== Recorded data ==

----------

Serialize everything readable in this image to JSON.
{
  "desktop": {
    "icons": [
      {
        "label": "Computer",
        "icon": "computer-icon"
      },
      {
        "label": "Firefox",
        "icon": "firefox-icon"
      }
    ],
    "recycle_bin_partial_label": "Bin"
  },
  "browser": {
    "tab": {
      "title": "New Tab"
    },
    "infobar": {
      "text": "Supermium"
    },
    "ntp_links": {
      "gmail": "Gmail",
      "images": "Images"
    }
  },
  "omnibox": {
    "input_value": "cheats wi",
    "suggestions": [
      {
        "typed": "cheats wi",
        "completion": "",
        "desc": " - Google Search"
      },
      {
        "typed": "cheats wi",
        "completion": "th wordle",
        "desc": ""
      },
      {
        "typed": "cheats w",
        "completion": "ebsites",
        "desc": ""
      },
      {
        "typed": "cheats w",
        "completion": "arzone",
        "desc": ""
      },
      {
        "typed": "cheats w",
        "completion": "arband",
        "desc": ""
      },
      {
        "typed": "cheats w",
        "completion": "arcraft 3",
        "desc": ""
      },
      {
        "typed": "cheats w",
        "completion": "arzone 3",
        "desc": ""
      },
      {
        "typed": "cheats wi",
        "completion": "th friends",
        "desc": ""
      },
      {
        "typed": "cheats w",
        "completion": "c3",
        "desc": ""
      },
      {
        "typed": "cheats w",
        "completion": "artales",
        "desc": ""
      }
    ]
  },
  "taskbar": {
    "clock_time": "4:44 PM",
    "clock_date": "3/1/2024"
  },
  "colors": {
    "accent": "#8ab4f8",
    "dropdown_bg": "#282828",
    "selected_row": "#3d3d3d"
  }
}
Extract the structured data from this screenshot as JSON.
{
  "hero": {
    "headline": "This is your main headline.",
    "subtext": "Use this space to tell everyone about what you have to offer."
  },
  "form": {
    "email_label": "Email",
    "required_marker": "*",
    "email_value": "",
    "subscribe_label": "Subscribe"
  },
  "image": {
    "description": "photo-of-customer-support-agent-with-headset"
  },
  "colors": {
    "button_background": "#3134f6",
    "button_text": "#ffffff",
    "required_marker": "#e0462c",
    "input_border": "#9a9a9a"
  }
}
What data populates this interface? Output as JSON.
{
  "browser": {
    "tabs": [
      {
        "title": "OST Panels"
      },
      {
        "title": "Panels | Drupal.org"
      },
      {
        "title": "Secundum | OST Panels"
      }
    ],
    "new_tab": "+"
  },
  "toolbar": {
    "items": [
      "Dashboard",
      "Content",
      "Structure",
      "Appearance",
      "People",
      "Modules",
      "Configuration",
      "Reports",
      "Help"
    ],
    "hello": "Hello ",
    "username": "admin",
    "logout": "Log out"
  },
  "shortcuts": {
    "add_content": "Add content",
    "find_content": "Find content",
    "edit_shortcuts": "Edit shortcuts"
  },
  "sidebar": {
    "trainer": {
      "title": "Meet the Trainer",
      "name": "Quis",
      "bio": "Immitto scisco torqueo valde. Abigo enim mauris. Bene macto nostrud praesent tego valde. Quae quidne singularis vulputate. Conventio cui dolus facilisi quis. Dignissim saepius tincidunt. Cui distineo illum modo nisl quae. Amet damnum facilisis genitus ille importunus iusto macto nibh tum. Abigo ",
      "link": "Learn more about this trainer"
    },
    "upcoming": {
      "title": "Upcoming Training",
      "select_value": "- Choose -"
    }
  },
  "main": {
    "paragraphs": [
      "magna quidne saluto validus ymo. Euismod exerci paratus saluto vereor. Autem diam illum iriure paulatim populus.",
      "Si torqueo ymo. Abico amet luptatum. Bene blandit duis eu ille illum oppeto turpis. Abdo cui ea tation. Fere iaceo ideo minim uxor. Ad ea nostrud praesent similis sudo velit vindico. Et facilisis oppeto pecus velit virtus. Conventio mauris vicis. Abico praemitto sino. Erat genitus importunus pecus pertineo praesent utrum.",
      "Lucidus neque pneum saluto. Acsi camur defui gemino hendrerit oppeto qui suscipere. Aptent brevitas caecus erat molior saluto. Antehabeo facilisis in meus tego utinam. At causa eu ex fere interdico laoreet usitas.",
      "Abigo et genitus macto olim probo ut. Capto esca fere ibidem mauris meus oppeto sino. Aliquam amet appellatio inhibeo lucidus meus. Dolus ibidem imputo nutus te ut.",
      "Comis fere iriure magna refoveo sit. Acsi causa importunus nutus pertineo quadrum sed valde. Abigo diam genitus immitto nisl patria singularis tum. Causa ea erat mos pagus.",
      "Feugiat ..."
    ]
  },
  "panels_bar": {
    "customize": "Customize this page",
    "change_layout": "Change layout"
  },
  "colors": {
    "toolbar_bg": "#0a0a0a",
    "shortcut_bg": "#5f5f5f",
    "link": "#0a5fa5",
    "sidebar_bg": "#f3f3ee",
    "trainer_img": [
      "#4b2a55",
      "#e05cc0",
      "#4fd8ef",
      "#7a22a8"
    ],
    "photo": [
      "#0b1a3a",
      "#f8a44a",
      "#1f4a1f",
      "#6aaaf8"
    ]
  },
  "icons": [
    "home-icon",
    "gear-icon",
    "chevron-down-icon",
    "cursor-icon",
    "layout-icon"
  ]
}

----------

== What to produce ==
Tally the lines in this data that hold the word "diam" and state only the count.

== Right answer ==
2